Task inputs =
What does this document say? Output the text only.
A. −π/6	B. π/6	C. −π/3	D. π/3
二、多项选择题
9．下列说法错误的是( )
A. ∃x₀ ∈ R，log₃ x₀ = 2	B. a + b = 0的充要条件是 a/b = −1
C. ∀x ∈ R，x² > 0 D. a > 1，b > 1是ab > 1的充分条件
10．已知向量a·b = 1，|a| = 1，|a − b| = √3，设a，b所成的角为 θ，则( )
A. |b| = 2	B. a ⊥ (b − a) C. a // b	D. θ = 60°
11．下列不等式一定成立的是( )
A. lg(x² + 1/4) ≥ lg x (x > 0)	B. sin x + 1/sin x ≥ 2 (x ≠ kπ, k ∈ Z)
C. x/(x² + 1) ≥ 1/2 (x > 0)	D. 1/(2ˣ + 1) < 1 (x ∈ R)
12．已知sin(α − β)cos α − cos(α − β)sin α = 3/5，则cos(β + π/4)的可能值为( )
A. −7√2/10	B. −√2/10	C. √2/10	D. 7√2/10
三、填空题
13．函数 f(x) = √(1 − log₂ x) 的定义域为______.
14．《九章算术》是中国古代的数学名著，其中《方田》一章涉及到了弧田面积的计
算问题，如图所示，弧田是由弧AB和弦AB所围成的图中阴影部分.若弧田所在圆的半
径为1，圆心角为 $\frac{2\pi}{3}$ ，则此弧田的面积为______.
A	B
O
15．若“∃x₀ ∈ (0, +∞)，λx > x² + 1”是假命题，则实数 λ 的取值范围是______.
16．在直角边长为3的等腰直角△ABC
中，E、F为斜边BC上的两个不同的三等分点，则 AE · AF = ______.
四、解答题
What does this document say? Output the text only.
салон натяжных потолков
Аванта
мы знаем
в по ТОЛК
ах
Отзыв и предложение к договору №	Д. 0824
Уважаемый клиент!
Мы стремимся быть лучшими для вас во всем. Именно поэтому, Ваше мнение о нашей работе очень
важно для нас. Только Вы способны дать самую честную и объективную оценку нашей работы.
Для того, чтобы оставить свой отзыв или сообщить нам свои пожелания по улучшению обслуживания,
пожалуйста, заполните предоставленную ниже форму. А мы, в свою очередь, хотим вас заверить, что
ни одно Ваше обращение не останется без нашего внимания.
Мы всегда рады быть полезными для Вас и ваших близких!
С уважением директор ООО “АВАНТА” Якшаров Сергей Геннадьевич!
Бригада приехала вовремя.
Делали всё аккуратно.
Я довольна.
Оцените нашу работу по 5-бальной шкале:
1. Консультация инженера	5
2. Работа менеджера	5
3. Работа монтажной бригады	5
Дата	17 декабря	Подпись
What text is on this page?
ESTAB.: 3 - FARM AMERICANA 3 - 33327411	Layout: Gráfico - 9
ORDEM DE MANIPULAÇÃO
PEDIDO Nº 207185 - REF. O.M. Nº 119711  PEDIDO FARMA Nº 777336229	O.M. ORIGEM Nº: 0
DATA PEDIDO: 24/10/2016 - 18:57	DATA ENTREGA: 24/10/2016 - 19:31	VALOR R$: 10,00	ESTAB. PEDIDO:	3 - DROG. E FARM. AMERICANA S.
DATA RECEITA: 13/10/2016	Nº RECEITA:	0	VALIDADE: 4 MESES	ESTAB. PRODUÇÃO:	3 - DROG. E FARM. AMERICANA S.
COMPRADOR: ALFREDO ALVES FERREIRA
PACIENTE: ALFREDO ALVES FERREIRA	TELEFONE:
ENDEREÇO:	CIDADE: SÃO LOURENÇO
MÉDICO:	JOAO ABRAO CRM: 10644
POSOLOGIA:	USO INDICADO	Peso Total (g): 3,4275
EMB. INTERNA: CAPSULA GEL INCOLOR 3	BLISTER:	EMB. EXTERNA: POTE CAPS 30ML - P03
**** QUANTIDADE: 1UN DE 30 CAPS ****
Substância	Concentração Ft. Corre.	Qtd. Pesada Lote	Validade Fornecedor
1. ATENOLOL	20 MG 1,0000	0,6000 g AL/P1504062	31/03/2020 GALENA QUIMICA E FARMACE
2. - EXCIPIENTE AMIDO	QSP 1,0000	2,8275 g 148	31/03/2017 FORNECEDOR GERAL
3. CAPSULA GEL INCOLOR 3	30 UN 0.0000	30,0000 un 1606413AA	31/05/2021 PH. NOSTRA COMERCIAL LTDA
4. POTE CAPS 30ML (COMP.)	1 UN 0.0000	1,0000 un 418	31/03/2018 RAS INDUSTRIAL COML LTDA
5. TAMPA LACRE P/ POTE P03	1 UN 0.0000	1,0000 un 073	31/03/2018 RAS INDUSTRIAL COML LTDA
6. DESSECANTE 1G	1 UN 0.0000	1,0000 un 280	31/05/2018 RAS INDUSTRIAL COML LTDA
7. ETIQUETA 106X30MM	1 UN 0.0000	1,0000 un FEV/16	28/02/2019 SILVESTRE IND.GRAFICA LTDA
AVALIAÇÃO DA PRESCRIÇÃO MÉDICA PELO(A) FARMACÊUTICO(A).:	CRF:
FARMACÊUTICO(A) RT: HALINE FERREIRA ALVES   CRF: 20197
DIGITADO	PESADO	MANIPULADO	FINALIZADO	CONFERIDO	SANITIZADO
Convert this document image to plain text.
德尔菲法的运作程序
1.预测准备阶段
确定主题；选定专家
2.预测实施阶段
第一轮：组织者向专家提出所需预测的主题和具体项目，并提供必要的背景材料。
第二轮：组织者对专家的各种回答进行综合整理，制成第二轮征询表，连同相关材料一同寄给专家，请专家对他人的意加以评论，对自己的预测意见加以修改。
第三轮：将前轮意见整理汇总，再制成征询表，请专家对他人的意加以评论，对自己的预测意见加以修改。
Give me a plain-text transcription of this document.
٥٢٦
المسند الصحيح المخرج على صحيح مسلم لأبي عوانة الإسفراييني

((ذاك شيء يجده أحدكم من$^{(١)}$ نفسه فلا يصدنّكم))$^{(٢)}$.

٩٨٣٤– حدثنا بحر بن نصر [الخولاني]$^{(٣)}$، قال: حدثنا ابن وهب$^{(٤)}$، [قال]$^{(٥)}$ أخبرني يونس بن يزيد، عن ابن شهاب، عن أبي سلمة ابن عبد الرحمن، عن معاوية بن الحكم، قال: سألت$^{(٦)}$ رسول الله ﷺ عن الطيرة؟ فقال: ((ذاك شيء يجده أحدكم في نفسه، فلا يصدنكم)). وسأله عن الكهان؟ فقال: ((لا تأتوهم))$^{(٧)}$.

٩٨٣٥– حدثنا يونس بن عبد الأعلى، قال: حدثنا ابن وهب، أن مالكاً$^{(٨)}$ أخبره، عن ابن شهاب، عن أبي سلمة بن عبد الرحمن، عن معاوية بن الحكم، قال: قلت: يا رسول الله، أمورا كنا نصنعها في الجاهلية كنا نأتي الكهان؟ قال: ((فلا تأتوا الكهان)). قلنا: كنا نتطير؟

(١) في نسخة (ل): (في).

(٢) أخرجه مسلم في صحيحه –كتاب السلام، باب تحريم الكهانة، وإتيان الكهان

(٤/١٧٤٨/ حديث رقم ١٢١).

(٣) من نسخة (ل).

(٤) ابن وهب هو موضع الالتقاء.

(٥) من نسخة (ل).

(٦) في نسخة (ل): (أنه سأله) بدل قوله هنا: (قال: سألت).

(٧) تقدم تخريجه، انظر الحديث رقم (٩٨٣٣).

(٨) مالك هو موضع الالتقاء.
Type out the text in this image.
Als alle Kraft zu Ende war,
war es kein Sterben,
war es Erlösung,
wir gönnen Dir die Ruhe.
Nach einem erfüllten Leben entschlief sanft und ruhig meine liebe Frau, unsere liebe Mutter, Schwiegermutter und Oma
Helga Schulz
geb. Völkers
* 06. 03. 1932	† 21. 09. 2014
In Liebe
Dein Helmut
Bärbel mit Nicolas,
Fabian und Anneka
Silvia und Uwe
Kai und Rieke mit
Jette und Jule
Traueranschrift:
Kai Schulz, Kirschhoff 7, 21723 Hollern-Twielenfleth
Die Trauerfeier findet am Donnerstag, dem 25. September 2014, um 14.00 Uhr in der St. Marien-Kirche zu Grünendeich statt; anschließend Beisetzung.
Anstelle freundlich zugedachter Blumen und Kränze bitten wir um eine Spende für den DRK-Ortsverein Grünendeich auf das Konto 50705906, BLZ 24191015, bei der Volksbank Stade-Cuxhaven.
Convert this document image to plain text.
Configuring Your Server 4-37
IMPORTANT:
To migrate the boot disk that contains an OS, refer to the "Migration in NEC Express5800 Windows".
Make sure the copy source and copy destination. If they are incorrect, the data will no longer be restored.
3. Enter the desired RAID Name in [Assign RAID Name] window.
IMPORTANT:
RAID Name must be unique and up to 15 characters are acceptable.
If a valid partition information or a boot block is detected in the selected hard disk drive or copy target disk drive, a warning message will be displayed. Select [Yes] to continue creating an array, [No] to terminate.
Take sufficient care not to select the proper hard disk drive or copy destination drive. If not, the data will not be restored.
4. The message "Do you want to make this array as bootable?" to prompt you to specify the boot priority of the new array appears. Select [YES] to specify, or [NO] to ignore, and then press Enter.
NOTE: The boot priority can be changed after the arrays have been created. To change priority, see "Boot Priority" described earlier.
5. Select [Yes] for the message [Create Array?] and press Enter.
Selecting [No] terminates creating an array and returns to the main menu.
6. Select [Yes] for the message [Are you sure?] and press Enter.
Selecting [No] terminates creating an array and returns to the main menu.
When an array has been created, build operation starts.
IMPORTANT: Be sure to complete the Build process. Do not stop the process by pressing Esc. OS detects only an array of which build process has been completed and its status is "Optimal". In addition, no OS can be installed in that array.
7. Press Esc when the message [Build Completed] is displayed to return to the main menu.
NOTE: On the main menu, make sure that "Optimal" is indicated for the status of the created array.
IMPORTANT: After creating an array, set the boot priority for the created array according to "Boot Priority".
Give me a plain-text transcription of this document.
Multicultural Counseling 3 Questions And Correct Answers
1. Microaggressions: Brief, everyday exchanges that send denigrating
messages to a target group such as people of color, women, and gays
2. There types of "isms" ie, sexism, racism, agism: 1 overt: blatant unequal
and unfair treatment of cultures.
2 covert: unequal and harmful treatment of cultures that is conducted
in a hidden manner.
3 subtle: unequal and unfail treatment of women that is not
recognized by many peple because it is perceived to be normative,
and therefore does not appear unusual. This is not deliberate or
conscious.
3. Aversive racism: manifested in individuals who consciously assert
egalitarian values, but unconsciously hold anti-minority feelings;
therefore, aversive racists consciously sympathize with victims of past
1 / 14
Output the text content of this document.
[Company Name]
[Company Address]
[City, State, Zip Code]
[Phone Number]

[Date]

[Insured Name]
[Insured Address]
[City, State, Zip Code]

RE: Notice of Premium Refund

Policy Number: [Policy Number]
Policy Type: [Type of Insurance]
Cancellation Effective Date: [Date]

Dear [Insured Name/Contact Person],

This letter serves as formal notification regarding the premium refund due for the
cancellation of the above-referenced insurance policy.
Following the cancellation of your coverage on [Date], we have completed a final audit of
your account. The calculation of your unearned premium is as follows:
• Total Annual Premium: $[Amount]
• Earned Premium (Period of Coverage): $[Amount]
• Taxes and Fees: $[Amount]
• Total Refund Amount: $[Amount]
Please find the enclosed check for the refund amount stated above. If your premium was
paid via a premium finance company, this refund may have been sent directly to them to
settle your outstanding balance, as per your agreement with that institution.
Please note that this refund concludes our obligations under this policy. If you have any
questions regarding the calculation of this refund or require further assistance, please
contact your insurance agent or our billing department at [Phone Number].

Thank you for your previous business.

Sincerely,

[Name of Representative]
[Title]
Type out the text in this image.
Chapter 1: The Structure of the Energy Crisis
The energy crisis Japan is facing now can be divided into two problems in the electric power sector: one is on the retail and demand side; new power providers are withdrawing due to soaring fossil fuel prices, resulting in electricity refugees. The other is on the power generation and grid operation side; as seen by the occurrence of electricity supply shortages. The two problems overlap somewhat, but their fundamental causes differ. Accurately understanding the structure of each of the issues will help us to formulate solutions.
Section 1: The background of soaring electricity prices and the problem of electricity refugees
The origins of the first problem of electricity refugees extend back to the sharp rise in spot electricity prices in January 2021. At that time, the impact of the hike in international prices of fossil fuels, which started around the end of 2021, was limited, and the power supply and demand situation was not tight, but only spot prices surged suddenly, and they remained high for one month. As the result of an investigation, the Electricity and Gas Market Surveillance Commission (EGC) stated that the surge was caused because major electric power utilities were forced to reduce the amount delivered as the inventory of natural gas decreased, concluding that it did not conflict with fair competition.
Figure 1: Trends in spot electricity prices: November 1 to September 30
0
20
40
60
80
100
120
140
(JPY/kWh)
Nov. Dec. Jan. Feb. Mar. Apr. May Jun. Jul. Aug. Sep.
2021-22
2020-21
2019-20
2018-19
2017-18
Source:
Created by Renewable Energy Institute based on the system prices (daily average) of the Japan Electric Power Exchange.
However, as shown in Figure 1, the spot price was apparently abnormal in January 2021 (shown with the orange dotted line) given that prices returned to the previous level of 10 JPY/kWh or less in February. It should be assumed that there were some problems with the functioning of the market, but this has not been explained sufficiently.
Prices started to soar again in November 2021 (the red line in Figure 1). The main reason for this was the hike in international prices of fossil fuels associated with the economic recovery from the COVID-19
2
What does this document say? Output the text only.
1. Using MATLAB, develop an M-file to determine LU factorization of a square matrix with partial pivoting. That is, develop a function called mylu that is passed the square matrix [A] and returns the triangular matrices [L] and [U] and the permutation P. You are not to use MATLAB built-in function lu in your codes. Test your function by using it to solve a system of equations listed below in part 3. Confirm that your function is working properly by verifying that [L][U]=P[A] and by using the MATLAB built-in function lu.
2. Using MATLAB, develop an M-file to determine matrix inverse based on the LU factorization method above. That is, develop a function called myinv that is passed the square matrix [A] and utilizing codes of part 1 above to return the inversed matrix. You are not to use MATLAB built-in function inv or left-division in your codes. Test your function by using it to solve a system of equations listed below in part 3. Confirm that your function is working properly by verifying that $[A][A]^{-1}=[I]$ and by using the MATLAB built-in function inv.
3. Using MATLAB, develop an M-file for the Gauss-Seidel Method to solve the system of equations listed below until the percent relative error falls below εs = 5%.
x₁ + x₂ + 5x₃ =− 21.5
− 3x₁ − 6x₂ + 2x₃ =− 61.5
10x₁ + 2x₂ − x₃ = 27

Task instructions = Wherever the word "they" occurs in a line of the listing, copy that line.

Task result =
Make sure the copy source and copy destination. If they are incorrect, the data will no longer be restored.
The origins of the first problem of electricity refugees extend back to the sharp rise in spot electricity prices in January 2021. At that time, the impact of the hike in international prices of fossil fuels, which started around the end of 2021, was limited, and the power supply and demand situation was not tight, but only spot prices surged suddenly, and they remained high for one month. As the result of an investigation, the Electricity and Gas Market Surveillance Commission (EGC) stated that the surge was caused because major electric power utilities were forced to reduce the amount delivered as the inventory of natural gas decreased, concluding that it did not conflict with fair competition.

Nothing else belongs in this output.